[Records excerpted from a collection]

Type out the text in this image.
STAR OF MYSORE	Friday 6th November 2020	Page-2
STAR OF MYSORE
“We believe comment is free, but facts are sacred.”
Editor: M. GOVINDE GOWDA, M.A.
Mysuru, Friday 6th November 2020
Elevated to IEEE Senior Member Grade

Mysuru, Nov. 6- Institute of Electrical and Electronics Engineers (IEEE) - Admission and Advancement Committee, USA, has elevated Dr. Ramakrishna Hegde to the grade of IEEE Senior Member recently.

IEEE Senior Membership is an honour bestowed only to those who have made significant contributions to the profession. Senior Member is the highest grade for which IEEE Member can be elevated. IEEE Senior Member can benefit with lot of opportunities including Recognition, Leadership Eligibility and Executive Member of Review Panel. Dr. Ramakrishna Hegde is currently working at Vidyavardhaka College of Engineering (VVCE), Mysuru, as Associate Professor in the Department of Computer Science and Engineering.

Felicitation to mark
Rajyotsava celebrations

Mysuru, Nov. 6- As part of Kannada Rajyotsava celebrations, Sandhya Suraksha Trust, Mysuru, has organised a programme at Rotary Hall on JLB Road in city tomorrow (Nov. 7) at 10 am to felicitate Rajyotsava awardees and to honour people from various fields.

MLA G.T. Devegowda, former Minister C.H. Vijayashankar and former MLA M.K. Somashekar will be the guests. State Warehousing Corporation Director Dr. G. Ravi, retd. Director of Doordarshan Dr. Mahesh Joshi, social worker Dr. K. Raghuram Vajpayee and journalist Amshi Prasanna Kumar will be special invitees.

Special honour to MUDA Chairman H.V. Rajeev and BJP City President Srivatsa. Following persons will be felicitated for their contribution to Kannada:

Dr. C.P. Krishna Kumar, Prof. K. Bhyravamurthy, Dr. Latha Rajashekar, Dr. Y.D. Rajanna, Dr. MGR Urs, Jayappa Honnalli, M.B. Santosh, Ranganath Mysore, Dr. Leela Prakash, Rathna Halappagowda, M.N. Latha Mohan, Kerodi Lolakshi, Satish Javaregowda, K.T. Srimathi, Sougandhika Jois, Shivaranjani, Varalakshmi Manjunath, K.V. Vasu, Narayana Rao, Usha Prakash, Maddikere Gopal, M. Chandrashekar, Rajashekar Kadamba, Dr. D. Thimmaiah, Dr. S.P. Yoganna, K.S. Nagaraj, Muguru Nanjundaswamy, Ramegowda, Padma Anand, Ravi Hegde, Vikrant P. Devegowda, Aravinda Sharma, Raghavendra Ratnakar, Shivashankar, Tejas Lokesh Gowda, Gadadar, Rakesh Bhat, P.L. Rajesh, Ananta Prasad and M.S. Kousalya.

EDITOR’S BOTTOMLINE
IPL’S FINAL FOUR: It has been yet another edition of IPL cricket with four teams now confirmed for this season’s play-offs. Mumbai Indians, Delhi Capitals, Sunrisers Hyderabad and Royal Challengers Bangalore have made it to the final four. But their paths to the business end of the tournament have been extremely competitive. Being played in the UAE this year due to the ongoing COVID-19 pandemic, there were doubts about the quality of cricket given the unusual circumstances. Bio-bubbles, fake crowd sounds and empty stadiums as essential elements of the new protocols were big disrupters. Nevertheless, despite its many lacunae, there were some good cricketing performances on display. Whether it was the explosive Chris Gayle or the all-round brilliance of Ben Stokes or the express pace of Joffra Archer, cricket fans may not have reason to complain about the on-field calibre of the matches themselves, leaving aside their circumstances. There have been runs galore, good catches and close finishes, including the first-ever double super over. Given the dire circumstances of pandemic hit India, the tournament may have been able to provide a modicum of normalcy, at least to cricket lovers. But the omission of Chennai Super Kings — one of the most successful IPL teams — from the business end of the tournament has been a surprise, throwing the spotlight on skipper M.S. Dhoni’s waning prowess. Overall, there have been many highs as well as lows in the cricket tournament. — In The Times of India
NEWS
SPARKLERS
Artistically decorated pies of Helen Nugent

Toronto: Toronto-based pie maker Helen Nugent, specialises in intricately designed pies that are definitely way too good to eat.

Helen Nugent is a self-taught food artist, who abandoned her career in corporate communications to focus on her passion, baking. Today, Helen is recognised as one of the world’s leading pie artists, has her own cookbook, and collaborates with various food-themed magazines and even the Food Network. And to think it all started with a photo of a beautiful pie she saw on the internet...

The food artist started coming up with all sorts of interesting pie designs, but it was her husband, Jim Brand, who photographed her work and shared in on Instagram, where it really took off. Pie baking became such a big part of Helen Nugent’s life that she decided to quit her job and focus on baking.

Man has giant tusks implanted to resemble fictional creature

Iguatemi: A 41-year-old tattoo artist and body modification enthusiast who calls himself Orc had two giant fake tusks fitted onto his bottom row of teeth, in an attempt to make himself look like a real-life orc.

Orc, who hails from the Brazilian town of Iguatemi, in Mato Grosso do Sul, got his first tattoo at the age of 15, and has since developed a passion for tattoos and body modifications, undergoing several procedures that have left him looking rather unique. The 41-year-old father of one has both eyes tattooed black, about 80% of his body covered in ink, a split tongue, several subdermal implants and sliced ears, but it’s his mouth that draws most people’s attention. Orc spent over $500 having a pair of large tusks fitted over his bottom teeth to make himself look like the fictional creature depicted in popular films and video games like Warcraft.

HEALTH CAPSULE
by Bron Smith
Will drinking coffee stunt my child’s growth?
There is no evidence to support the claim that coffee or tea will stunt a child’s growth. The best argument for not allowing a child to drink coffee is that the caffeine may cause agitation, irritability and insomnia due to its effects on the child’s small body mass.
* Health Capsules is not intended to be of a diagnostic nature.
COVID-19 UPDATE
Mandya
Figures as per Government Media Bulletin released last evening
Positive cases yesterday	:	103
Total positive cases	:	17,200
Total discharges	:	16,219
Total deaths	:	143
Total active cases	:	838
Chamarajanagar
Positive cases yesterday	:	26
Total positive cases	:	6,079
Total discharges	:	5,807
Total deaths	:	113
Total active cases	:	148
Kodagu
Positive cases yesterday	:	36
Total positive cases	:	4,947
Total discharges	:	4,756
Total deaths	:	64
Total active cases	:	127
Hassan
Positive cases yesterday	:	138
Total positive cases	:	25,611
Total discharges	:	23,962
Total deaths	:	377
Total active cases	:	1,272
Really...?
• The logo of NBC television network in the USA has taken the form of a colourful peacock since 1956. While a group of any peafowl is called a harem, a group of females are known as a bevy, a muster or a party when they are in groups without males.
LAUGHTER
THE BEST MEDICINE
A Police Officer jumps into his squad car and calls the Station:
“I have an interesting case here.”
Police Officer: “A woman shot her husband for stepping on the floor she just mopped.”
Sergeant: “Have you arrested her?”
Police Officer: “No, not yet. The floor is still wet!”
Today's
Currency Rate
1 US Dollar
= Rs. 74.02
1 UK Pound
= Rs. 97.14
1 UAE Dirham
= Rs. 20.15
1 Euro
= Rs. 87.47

**TASK OBJECTIVE**
Count the lines of the listing above that include the word "Officer" and state the total with nothing else.

**CORRECT OUTPUT**
3